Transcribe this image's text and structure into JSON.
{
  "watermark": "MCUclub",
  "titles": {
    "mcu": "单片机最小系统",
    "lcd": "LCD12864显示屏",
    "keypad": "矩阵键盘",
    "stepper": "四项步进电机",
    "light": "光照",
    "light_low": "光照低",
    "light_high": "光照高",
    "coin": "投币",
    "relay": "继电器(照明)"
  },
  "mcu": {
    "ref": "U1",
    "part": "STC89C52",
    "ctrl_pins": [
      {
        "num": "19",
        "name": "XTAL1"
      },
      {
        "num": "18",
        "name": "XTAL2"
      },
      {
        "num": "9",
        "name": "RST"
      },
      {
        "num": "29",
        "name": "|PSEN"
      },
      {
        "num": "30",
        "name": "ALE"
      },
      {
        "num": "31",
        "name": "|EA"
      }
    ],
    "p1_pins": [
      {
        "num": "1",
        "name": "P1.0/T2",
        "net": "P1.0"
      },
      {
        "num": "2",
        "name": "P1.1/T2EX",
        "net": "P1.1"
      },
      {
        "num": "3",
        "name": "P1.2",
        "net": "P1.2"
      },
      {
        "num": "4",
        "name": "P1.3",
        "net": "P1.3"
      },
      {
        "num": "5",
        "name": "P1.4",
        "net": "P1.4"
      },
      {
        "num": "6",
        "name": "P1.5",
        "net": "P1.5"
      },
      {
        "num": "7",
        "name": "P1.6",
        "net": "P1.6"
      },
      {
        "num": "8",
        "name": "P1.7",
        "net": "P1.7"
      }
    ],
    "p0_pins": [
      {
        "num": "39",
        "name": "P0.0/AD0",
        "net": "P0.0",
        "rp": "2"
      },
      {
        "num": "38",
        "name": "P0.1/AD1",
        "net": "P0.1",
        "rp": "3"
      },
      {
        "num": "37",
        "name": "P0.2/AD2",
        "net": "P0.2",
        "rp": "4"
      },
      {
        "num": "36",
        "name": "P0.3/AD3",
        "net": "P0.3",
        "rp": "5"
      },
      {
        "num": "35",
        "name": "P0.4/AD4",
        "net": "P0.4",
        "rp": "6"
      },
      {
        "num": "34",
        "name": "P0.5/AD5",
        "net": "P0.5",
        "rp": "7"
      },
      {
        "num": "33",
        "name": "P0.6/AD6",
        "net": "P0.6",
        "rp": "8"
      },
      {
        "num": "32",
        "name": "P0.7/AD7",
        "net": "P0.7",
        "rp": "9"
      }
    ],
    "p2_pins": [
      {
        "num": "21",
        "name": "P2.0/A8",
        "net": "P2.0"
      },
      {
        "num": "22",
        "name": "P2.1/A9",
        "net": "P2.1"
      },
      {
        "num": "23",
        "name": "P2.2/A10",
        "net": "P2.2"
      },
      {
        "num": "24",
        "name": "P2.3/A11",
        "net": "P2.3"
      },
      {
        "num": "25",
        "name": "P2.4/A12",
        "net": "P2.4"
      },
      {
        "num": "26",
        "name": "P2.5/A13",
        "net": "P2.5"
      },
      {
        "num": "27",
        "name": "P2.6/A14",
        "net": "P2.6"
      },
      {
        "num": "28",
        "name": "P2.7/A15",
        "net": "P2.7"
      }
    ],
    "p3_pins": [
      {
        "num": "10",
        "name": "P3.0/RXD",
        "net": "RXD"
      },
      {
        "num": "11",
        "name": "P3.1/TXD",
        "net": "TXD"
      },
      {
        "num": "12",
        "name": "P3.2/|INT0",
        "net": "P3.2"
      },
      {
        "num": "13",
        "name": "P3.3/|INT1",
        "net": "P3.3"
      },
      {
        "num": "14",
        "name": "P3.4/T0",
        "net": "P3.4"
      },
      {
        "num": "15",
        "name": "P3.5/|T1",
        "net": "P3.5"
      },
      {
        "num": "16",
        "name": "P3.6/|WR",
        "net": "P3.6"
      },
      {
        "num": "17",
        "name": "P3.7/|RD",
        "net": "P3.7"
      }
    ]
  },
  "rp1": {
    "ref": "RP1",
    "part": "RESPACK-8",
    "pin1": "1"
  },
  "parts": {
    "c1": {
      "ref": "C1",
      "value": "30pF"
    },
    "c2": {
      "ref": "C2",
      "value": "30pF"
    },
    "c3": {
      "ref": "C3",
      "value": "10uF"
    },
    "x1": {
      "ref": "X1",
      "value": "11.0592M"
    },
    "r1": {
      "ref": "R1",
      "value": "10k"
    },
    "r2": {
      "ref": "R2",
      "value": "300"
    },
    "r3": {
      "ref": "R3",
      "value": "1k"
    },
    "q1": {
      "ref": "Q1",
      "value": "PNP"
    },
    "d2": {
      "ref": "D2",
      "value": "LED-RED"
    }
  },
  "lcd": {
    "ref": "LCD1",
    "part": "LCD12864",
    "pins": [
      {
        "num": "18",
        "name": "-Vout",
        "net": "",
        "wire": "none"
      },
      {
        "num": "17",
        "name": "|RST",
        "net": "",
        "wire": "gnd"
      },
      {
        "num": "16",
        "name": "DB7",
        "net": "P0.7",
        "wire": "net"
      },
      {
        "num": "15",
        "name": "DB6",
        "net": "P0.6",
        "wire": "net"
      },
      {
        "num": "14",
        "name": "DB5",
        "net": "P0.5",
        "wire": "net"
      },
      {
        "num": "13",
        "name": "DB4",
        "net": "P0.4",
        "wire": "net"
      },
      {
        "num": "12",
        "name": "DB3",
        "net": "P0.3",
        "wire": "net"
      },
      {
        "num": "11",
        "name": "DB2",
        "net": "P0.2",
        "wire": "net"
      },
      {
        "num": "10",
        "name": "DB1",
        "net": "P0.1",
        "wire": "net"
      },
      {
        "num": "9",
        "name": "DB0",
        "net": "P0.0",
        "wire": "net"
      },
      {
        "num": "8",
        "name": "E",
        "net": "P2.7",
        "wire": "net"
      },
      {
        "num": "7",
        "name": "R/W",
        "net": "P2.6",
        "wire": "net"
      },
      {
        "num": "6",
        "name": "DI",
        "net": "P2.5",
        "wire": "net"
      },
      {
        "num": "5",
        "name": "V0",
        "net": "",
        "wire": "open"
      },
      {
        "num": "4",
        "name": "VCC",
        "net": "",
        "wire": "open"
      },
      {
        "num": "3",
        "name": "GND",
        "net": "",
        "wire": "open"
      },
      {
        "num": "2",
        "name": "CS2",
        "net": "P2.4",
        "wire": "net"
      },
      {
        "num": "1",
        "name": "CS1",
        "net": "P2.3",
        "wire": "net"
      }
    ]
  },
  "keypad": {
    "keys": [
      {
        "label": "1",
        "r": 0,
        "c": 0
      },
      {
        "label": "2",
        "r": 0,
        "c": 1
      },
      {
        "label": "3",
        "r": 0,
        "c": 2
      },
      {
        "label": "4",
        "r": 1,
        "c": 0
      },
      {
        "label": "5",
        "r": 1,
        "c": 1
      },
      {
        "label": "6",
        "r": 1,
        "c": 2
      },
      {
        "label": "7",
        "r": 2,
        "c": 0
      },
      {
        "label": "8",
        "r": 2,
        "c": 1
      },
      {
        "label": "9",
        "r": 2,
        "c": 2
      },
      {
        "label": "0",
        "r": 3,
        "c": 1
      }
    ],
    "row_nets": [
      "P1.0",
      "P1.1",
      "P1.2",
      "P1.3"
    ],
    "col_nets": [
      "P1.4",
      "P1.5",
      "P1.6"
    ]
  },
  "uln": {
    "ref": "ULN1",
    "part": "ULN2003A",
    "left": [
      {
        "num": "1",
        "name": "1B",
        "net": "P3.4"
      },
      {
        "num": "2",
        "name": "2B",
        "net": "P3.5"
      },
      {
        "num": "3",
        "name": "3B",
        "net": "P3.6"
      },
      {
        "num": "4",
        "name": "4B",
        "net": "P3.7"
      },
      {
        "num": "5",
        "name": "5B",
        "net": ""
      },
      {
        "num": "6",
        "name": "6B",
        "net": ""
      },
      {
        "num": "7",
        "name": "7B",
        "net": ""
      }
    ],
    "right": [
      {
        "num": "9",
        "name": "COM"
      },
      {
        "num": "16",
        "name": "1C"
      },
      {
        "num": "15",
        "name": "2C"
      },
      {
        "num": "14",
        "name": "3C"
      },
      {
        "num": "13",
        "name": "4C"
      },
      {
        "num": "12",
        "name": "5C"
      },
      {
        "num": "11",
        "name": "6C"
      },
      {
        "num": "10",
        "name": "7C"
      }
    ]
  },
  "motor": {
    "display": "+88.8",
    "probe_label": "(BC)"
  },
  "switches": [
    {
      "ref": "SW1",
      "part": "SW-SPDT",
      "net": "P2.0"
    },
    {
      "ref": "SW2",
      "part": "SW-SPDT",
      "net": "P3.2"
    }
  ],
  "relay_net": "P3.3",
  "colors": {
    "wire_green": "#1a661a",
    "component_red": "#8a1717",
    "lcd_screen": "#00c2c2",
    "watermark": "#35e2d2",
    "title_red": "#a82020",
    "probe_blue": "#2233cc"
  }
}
____________
SHORT PROBLEM
Give only the number of lines in the data that hold the string "value".

CORRECT RESPONSE
9